begin Extract to read

Most Farm Subsides Go to a Few

Las Vegas SUN
http://www.***.com/

Almost two-thirds of the $27 billion in federal farm subsidies doled out
last year went to just 10 percent of America's farm owners, including
multimillion-dollar corporations and government agencies, a review of
Agriculture Department records by The Associated Press shows.

Rules that base subsidy payments on farm acreage, rather than financial
need, mean that taxpayer money flowed to people like media mogul Ted
Turner, pro basketball star Scottie Pippen and an heir to the Rockefeller
fortune. They also mean some of the wealthiest members of Congress received
aid from farm programs they voted for.

At least 20 Fortune 500 companies and more than 1,200 universities and
government farms, including state prisons, received checks from federal
programs touted by politicians as a way to prop up needy farmers. Subsidies
also went to real estate developers and absentee landowners in big cities
from Chicago to New York.

Sen. Tom Harkin, an Iowa Democrat and chairman of the Senate Agriculture
Committee, called such examples an "embarrassment, a black eye that can
only undermine public and taxpayer support for the programs."

The American Farm Bureau Federation, the nation's largest farm group,
supports the rules, passed by Congress since 1996. But many individual
farmers and other critics question a system that gives the country's
biggest farmland owners the fattest checks.

"There have to be limits," said Mike Korth, who received about $73,000 in
payments last year to help keep his Nebraska corn farm afloat. "Why are we
giving millions of dollars to millionaires?"

end Extract to read

*Given instruction 1*:
In the records, format the lines as a JSON list of strings, one string per line, skipping blank lines. Start at the line that contains "blob-shape-cyan [762, 289, 925, 447]" and end after the line that contains "blob-button-orange[interactable] [512, 279, 694, 453]".

begin The data

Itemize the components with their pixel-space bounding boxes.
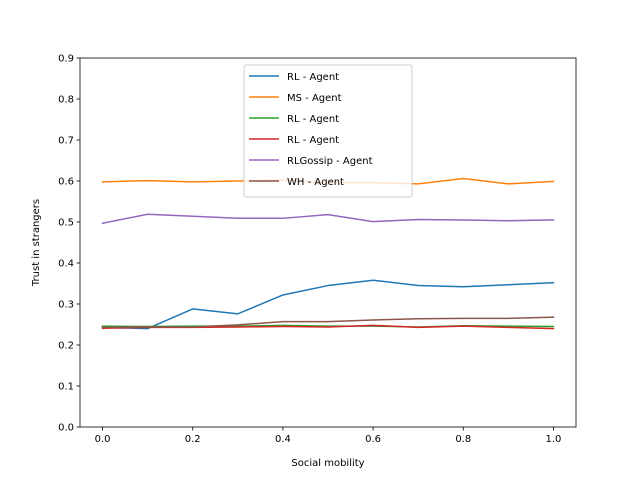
legend-label: MS - Agent — [287, 93, 342, 104]
series-line-4 — [101, 213, 555, 225]
series-line-0 — [101, 279, 555, 330]
x-tick-label: 0.8 — [455, 434, 471, 445]
legend-label: WH - Agent — [287, 177, 344, 188]
legend-entry[interactable]: WH - Agent — [249, 177, 344, 188]
legend-box — [243, 64, 413, 198]
x-tick-label: 0.0 — [95, 434, 111, 445]
x-axis: 0.0 0.2 0.4 0.6 0.8 1.0 — [95, 427, 562, 445]
y-tick-label: 0.6 — [58, 177, 74, 188]
y-axis: 0.0 0.1 0.2 0.3 0.4 0.5 0.6 0.7 0.8 0.9 — [58, 54, 80, 434]
legend-entry[interactable]: RL - Agent — [249, 135, 339, 146]
y-tick-label: 0.7 — [58, 136, 74, 147]
x-axis-label: Social mobility — [291, 458, 364, 469]
legend-label: RL - Agent — [287, 72, 339, 83]
legend-entry[interactable]: RLGossip - Agent — [249, 156, 373, 167]
y-tick-label: 0.8 — [58, 95, 74, 106]
y-axis-label: Trust in strangers — [31, 199, 42, 287]
x-tick-label: 1.0 — [546, 434, 562, 445]
y-tick-label: 0.4 — [58, 259, 74, 270]
legend[interactable]: RL - Agent MS - Agent RL - Agent RL - Agent… — [243, 64, 413, 198]
x-tick-label: 0.4 — [275, 434, 291, 445]
y-tick-label: 0.1 — [58, 382, 74, 393]
legend-label: RL - Agent — [287, 114, 339, 125]
x-tick-label: 0.6 — [365, 434, 381, 445]
y-tick-label: 0.0 — [58, 423, 74, 434]
y-tick-label: 0.9 — [58, 54, 74, 65]
y-tick-label: 0.3 — [58, 300, 74, 311]
legend-entry[interactable]: RL - Agent — [249, 114, 339, 125]
legend-label: RLGossip - Agent — [287, 156, 373, 167]
plot-frame — [79, 57, 577, 428]
x-tick-label: 0.2 — [185, 434, 201, 445]
legend-entry[interactable]: RL - Agent — [249, 72, 339, 83]
series-line-5 — [101, 316, 555, 329]
y-tick-label: 0.5 — [58, 218, 74, 229]
y-tick-label: 0.2 — [58, 341, 74, 352]
legend-label: RL - Agent — [287, 135, 339, 146]
legend-entry[interactable]: MS - Agent — [249, 93, 342, 104]
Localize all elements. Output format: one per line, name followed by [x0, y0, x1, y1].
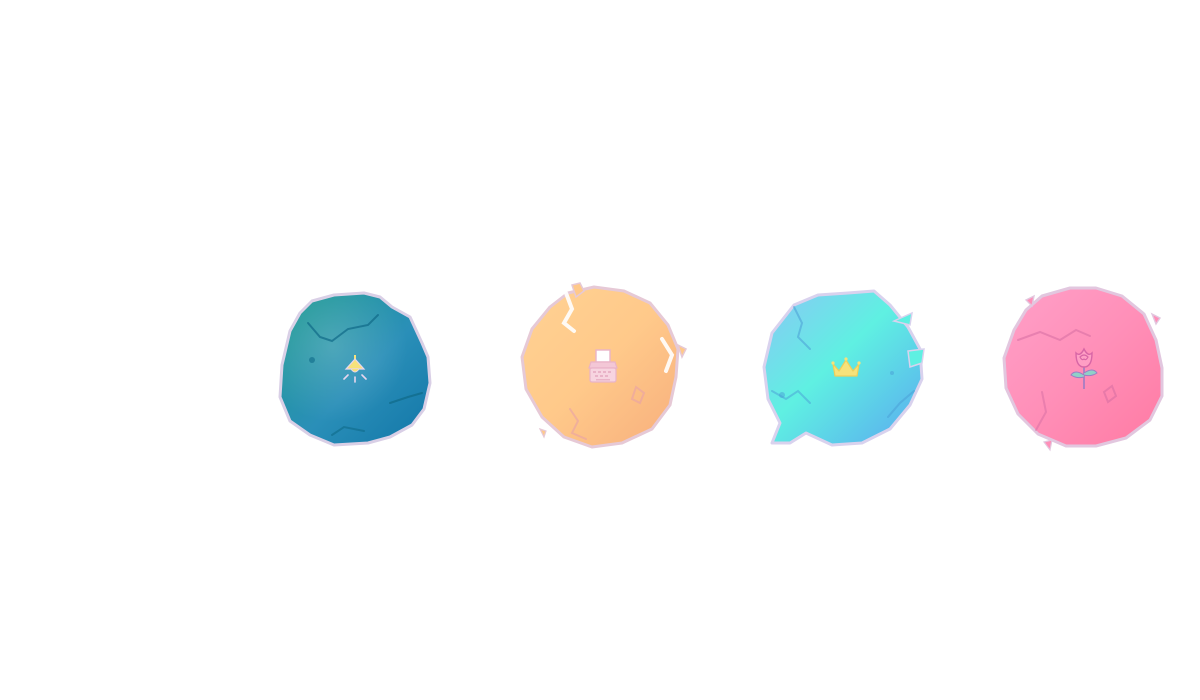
blob-shape-cyan [762, 289, 925, 447]
blob-shape-teal [278, 291, 432, 447]
blob-button-pink[interactable] [996, 280, 1172, 454]
blob-button-teal[interactable] [272, 285, 438, 453]
blob-shape-orange [520, 282, 688, 449]
blob-button-cyan[interactable] [758, 283, 934, 453]
blob-button-orange[interactable] [512, 279, 694, 453]
blob-shape-pink [1002, 286, 1164, 452]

end The data

*Given instruction 2*:
List every person the farm subsidies article names.

*Task response 1*:
[
  "blob-shape-cyan [762, 289, 925, 447]",
  "blob-shape-teal [278, 291, 432, 447]",
  "blob-button-pink[interactable] [996, 280, 1172, 454]",
  "blob-button-teal[interactable] [272, 285, 438, 453]",
  "blob-shape-orange [520, 282, 688, 449]",
  "blob-button-cyan[interactable] [758, 283, 934, 453]",
  "blob-button-orange[interactable] [512, 279, 694, 453]"
]

*Task response 2*:
Ted Turner, Scottie Pippen, Tom Harkin, Mike Korth